WHAT YOU WILL DO
From the data that follows, copy every line holding the string "Plans".

SOURCE MATERIAL
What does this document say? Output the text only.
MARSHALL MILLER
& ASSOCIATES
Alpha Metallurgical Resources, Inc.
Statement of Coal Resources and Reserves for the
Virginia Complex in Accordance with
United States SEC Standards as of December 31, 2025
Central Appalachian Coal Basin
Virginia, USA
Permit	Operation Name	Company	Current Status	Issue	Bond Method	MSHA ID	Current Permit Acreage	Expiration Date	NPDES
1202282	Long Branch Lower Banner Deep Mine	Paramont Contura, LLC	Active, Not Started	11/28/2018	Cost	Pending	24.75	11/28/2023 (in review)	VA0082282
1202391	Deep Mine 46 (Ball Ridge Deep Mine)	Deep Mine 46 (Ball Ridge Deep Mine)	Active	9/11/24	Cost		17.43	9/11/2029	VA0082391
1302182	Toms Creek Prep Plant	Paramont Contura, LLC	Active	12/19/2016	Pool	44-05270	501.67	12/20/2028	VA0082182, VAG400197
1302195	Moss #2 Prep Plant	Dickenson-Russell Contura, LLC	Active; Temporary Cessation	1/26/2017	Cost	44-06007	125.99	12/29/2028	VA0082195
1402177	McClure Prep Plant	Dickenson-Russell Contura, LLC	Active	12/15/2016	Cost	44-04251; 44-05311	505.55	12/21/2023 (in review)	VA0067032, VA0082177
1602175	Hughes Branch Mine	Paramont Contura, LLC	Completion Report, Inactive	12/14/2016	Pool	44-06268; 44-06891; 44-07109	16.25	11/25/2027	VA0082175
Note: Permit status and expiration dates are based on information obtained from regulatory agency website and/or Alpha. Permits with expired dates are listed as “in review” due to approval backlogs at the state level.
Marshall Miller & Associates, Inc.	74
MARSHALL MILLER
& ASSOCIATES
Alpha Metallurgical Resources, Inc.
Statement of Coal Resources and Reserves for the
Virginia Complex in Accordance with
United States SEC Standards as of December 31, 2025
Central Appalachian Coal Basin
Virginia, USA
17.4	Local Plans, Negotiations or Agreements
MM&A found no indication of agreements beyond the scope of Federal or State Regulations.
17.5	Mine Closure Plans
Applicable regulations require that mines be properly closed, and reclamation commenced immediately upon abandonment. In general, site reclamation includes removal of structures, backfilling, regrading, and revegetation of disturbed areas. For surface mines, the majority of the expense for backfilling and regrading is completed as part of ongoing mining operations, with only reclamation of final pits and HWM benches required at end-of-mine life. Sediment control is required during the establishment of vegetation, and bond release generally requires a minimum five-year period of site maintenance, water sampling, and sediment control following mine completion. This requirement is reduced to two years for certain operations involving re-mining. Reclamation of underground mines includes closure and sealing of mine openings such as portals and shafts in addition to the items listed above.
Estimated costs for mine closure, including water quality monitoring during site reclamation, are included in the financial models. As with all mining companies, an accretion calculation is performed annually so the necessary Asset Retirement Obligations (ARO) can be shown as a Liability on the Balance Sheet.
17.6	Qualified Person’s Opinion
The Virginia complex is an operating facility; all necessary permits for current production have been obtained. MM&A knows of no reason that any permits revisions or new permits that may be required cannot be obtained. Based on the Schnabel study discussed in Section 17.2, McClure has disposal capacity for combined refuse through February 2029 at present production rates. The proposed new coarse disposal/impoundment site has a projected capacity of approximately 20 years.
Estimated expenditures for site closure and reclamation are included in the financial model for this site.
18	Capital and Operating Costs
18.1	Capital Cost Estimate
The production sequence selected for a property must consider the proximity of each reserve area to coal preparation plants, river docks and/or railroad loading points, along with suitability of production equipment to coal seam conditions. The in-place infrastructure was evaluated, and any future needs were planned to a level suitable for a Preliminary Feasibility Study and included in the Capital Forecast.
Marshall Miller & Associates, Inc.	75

FINISHED ANSWER
17.4	Local Plans, Negotiations or Agreements
17.5	Mine Closure Plans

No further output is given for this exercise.